- _TASK TO CARRY OUT_:
With the images removed, repeat the data below exactly.

- _Dataset items_:
<<<<
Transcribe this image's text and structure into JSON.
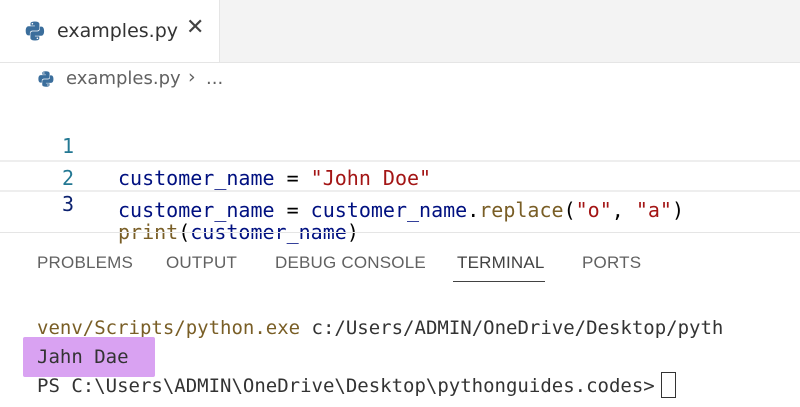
{
  "editor_tab": {
    "filename": "examples.py",
    "close_glyph": "✕"
  },
  "breadcrumb": {
    "file": "examples.py",
    "separator": "›",
    "more": "..."
  },
  "code_lines": [
    {
      "number": "1",
      "tokens": [
        [
          "var",
          "customer_name"
        ],
        [
          "op",
          " = "
        ],
        [
          "str",
          "\"John Doe\""
        ]
      ]
    },
    {
      "number": "2",
      "tokens": [
        [
          "var",
          "customer_name"
        ],
        [
          "op",
          " = "
        ],
        [
          "var",
          "customer_name"
        ],
        [
          "op",
          "."
        ],
        [
          "fn",
          "replace"
        ],
        [
          "op",
          "("
        ],
        [
          "str",
          "\"o\""
        ],
        [
          "op",
          ", "
        ],
        [
          "str",
          "\"a\""
        ],
        [
          "op",
          ")"
        ]
      ]
    },
    {
      "number": "3",
      "tokens": [
        [
          "fn",
          "print"
        ],
        [
          "op",
          "("
        ],
        [
          "var",
          "customer_name"
        ],
        [
          "op",
          ")"
        ]
      ]
    }
  ],
  "panel_tabs": [
    "PROBLEMS",
    "OUTPUT",
    "DEBUG CONSOLE",
    "TERMINAL",
    "PORTS"
  ],
  "active_panel_tab": "TERMINAL",
  "terminal": {
    "command_script": "venv/Scripts/python.exe",
    "command_args": " c:/Users/ADMIN/OneDrive/Desktop/pyth",
    "output": "Jahn Dae",
    "prompt": "PS C:\\Users\\ADMIN\\OneDrive\\Desktop\\pythonguides.codes>"
  },
  "colors": {
    "highlight": "#d9a2f2",
    "line_number": "#237893",
    "variable": "#001080",
    "string": "#a31515",
    "function": "#795e26"
  },
  "icons": {
    "file_type": "python-file-icon",
    "close": "close-icon"
  }
}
>>>>
- _RESPONSE TO THIS TASK_:
Transcribe this image's text and structure into JSON.
{
  "editor_tab": {
    "filename": "examples.py",
    "close_glyph": "✕"
  },
  "breadcrumb": {
    "file": "examples.py",
    "separator": "›",
    "more": "..."
  },
  "code_lines": [
    {
      "number": "1",
      "tokens": [
        [
          "var",
          "customer_name"
        ],
        [
          "op",
          " = "
        ],
        [
          "str",
          "\"John Doe\""
        ]
      ]
    },
    {
      "number": "2",
      "tokens": [
        [
          "var",
          "customer_name"
        ],
        [
          "op",
          " = "
        ],
        [
          "var",
          "customer_name"
        ],
        [
          "op",
          "."
        ],
        [
          "fn",
          "replace"
        ],
        [
          "op",
          "("
        ],
        [
          "str",
          "\"o\""
        ],
        [
          "op",
          ", "
        ],
        [
          "str",
          "\"a\""
        ],
        [
          "op",
          ")"
        ]
      ]
    },
    {
      "number": "3",
      "tokens": [
        [
          "fn",
          "print"
        ],
        [
          "op",
          "("
        ],
        [
          "var",
          "customer_name"
        ],
        [
          "op",
          ")"
        ]
      ]
    }
  ],
  "panel_tabs": [
    "PROBLEMS",
    "OUTPUT",
    "DEBUG CONSOLE",
    "TERMINAL",
    "PORTS"
  ],
  "active_panel_tab": "TERMINAL",
  "terminal": {
    "command_script": "venv/Scripts/python.exe",
    "command_args": " c:/Users/ADMIN/OneDrive/Desktop/pyth",
    "output": "Jahn Dae",
    "prompt": "PS C:\\Users\\ADMIN\\OneDrive\\Desktop\\pythonguides.codes>"
  },
  "colors": {
    "highlight": "#d9a2f2",
    "line_number": "#237893",
    "variable": "#001080",
    "string": "#a31515",
    "function": "#795e26"
  },
  "icons": {
    "file_type": "python-file-icon",
    "close": "close-icon"
  }
}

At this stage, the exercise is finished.